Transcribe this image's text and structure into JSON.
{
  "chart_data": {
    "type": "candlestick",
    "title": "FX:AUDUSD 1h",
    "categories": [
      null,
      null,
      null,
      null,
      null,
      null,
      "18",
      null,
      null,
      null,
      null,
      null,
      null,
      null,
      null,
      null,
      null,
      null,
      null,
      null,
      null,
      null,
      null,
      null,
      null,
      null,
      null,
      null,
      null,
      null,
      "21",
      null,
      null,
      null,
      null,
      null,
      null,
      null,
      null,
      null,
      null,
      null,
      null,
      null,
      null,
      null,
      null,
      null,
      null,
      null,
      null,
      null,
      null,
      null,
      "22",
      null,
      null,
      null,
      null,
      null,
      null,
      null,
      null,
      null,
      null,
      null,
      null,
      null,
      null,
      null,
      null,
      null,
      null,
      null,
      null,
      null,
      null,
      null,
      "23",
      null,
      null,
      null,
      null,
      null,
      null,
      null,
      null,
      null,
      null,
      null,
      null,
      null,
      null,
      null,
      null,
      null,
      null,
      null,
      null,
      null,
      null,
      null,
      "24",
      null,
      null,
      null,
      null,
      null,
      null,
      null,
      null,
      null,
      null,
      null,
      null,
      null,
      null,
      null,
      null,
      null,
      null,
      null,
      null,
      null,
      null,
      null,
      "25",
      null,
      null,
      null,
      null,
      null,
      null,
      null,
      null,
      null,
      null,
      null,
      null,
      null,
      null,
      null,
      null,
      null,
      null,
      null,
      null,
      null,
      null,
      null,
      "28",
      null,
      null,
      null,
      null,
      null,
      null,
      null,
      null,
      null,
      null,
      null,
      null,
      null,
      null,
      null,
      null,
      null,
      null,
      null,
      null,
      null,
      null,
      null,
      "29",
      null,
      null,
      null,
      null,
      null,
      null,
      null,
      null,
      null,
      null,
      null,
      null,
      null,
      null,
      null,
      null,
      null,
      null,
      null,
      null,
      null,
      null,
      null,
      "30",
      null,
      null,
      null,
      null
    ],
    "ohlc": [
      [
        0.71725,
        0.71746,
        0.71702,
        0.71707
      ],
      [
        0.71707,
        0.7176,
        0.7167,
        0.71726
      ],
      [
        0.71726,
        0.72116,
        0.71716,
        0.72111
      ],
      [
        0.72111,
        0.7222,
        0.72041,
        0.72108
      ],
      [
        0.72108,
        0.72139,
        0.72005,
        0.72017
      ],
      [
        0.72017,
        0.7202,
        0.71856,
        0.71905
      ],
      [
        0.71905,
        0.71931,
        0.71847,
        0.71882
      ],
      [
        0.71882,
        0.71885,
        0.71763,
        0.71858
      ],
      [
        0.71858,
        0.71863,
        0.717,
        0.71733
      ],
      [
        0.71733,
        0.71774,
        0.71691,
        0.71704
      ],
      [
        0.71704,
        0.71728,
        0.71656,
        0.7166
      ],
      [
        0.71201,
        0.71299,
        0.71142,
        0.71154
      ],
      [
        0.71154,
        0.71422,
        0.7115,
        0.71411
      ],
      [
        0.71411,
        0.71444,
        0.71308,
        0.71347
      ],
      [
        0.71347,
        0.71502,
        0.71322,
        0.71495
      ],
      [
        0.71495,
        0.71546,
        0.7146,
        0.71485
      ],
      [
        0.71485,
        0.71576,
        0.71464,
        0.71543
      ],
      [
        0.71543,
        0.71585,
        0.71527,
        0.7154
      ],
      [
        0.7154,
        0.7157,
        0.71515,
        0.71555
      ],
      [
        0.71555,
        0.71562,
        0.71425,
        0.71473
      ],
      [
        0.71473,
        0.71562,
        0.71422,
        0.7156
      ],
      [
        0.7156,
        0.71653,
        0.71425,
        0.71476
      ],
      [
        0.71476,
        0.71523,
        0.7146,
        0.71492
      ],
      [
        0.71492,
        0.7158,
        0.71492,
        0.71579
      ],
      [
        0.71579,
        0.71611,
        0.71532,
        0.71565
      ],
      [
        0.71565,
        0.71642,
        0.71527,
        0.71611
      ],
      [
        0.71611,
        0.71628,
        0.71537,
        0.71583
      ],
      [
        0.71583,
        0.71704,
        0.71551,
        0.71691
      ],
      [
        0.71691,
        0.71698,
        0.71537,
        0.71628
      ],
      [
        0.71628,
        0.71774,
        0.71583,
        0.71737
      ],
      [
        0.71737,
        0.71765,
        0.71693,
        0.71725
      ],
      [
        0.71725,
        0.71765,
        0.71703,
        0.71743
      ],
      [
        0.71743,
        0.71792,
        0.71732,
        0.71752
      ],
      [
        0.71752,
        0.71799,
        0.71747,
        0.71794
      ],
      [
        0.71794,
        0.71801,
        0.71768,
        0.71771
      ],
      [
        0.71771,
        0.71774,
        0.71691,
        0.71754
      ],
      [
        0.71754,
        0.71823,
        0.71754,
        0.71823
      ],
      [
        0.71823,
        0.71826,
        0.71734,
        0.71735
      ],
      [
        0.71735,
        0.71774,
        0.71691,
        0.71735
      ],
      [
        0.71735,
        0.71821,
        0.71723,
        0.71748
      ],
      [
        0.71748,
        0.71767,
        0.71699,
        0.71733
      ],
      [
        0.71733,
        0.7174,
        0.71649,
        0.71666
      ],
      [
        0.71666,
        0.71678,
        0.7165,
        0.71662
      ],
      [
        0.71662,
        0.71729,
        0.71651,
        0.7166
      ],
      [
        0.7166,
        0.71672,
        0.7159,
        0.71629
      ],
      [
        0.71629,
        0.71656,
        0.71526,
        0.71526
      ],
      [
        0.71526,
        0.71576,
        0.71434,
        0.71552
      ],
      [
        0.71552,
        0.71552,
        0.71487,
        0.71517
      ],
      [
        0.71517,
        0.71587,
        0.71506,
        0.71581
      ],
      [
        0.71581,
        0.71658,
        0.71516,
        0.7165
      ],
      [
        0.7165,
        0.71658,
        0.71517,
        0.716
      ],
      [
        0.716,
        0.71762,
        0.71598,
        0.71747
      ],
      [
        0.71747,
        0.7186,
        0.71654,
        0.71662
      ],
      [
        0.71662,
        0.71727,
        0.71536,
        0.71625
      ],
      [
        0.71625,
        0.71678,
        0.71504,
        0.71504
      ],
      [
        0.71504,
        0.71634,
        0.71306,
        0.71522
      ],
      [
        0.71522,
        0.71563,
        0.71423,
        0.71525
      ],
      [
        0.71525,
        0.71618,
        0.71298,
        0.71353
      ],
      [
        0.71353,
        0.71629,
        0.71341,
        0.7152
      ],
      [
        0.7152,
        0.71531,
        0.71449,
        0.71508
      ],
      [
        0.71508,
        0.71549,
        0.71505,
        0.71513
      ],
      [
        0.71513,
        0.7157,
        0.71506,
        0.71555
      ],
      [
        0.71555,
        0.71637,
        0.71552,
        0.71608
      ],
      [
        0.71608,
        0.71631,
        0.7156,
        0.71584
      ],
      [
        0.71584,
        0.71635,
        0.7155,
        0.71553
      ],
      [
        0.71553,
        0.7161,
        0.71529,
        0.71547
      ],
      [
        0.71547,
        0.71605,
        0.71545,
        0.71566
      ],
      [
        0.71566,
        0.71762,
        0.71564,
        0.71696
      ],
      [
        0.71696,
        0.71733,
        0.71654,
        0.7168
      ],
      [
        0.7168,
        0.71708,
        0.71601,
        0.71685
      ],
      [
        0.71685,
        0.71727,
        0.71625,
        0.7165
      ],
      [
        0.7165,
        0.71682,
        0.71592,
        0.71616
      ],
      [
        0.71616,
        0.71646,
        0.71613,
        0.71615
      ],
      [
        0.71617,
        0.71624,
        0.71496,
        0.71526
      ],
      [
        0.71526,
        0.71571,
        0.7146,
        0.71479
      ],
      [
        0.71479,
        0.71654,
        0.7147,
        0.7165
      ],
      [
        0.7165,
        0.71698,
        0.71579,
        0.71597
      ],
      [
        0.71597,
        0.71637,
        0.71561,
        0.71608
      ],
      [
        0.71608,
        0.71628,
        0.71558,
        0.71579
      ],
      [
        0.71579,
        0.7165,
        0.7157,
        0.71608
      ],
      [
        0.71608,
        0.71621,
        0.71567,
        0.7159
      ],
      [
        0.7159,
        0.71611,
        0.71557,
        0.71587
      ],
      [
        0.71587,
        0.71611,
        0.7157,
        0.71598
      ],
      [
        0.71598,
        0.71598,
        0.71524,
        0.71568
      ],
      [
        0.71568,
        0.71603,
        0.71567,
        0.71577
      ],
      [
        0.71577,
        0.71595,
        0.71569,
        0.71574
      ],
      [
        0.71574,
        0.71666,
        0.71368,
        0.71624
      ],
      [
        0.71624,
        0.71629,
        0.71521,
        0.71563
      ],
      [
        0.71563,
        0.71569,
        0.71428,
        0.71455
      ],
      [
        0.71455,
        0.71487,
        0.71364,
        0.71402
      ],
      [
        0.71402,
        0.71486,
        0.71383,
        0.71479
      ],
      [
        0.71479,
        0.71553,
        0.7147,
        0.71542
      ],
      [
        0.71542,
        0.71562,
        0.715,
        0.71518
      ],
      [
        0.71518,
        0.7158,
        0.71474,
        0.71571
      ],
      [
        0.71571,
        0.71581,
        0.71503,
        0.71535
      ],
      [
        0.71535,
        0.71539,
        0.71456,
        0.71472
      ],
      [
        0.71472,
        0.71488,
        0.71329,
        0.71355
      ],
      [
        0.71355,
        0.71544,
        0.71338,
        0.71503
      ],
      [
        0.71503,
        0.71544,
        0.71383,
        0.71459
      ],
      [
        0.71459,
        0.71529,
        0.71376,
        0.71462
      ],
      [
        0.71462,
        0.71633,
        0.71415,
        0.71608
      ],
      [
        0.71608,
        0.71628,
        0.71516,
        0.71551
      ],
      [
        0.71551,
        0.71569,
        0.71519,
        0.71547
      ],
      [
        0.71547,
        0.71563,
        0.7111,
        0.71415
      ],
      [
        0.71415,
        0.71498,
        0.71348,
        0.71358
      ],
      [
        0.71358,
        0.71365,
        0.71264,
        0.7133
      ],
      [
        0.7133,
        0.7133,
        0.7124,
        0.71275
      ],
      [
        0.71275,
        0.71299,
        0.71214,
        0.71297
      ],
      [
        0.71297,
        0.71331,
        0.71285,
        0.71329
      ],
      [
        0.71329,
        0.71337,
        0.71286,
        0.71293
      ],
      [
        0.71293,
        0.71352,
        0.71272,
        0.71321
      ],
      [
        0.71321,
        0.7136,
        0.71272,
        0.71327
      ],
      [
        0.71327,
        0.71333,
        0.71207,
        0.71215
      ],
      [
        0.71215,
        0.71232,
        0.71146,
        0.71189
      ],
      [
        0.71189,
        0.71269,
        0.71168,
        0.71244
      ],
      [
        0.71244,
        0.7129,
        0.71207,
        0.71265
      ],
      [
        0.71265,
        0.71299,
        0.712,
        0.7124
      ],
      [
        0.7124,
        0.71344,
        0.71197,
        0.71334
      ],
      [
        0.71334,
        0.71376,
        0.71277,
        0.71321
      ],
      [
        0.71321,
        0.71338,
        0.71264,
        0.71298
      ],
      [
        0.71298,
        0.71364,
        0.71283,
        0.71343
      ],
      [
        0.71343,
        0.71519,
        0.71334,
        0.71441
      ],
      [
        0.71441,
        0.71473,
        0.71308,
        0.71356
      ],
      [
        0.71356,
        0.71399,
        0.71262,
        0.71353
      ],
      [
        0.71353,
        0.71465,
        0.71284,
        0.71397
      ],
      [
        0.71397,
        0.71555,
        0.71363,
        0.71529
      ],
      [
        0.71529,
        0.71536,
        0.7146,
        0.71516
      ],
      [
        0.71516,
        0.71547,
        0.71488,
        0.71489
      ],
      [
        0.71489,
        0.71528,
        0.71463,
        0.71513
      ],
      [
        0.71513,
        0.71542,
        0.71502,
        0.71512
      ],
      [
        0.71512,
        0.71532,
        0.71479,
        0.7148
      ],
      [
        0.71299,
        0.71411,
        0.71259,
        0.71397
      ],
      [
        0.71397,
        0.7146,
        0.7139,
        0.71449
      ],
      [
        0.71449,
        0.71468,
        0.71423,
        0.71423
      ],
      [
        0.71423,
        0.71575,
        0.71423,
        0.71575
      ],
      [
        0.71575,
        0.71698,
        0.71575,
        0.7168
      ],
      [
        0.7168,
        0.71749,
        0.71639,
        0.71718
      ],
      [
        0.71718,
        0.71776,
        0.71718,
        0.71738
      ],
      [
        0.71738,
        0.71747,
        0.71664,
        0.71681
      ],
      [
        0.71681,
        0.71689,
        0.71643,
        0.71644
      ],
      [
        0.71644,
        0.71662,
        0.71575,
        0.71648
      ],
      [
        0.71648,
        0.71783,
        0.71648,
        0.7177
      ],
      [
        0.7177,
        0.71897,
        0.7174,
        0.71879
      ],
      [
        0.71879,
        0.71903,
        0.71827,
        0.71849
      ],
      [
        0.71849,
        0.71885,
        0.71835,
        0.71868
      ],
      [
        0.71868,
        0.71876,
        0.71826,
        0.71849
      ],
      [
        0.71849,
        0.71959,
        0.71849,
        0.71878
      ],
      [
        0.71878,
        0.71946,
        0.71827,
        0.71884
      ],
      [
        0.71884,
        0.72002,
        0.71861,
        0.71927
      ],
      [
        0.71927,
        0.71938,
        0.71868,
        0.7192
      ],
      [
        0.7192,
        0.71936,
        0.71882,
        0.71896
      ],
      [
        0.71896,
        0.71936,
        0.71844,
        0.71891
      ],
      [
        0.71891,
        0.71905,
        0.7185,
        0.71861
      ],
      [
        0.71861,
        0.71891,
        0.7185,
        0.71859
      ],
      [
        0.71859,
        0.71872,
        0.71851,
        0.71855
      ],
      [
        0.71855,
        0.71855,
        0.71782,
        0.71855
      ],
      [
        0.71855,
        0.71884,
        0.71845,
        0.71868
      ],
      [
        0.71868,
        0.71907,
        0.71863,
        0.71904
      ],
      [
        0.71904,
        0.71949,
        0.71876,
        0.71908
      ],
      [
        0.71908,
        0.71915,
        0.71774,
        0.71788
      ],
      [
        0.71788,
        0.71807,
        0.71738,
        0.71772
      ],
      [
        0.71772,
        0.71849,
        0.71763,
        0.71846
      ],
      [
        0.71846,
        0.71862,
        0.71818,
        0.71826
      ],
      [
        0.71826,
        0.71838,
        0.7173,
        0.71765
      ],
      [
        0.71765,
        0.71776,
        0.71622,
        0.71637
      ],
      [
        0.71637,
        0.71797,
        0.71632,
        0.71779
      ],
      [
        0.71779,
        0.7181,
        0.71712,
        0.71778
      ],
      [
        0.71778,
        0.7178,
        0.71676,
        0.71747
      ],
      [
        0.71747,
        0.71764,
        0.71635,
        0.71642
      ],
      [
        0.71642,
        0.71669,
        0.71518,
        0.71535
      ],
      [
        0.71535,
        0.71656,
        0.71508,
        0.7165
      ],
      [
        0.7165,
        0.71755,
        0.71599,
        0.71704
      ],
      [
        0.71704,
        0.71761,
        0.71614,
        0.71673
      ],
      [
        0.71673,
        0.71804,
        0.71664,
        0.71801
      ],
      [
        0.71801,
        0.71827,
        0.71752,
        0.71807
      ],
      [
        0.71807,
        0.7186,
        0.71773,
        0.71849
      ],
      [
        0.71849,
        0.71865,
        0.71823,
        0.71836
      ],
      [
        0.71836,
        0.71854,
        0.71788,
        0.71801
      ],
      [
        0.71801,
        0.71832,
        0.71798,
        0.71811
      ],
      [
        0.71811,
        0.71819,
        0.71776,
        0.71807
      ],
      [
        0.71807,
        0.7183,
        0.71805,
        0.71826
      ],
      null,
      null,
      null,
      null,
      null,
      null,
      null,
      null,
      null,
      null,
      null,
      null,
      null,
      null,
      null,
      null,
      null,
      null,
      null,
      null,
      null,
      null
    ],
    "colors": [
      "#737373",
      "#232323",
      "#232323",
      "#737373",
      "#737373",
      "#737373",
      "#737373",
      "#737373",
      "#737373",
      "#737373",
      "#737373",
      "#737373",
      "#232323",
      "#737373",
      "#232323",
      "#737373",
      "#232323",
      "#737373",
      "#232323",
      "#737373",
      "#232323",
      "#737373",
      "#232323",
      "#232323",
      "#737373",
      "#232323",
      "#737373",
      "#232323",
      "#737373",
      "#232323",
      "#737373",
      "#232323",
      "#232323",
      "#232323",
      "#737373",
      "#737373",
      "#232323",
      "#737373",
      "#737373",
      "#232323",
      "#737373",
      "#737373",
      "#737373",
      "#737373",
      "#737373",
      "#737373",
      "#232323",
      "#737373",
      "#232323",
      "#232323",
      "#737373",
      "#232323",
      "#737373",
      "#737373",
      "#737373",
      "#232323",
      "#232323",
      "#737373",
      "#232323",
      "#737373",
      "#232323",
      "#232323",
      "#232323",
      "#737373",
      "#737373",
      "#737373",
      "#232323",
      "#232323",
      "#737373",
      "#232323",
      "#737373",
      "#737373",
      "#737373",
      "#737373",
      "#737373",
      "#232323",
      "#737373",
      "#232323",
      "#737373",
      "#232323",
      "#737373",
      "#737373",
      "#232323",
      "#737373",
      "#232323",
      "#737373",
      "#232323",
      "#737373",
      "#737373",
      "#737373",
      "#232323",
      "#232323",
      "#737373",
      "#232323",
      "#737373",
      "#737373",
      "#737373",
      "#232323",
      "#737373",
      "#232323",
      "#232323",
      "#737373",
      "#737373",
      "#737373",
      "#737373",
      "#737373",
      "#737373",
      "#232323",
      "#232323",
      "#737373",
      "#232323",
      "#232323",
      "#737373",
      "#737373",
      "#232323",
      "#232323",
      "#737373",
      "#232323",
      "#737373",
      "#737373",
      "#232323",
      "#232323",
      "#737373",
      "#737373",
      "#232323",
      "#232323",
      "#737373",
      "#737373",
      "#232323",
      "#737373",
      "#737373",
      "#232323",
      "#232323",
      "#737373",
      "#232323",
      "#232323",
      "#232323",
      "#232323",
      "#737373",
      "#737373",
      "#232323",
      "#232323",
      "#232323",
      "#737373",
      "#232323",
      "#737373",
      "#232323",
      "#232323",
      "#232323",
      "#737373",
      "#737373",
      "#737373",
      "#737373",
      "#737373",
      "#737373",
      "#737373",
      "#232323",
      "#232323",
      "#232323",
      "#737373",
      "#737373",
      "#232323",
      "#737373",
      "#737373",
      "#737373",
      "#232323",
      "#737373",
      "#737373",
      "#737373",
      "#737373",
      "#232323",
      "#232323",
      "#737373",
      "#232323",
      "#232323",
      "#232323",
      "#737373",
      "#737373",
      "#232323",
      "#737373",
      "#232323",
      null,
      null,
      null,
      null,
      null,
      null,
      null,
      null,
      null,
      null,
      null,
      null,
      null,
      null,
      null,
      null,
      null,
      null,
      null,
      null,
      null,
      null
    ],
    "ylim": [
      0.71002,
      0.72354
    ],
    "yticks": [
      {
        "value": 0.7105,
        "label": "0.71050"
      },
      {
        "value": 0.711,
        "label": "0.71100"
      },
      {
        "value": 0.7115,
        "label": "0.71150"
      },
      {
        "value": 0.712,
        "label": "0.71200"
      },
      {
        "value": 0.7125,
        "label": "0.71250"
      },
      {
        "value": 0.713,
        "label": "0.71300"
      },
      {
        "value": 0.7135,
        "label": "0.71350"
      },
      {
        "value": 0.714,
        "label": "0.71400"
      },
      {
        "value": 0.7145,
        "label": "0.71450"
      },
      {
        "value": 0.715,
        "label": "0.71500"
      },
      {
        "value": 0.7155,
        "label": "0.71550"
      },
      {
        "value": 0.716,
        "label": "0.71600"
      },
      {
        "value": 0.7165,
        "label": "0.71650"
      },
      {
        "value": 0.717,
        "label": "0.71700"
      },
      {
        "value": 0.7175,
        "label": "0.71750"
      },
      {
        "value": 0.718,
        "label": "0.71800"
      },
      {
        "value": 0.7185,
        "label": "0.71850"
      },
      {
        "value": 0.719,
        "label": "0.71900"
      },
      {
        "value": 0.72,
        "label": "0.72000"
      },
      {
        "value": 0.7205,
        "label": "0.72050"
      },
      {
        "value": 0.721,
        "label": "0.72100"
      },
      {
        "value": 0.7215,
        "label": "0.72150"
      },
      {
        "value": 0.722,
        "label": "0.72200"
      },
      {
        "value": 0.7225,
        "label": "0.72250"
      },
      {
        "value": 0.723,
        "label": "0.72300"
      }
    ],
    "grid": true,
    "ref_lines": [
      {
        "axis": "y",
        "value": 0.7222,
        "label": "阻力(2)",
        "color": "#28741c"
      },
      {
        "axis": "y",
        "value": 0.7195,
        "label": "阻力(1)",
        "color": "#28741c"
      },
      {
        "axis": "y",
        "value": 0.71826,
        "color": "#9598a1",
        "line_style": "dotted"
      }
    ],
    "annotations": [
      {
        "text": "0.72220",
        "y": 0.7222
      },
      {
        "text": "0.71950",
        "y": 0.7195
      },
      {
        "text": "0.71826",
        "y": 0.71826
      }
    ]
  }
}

- - - - -

▶ What is expected
Return every line from the records above that holds the word "text".

▶ Solution to the problem
Transcribe this image's text and structure into JSON.
        "text": "0.72220",
        "text": "0.71950",
        "text": "0.71826",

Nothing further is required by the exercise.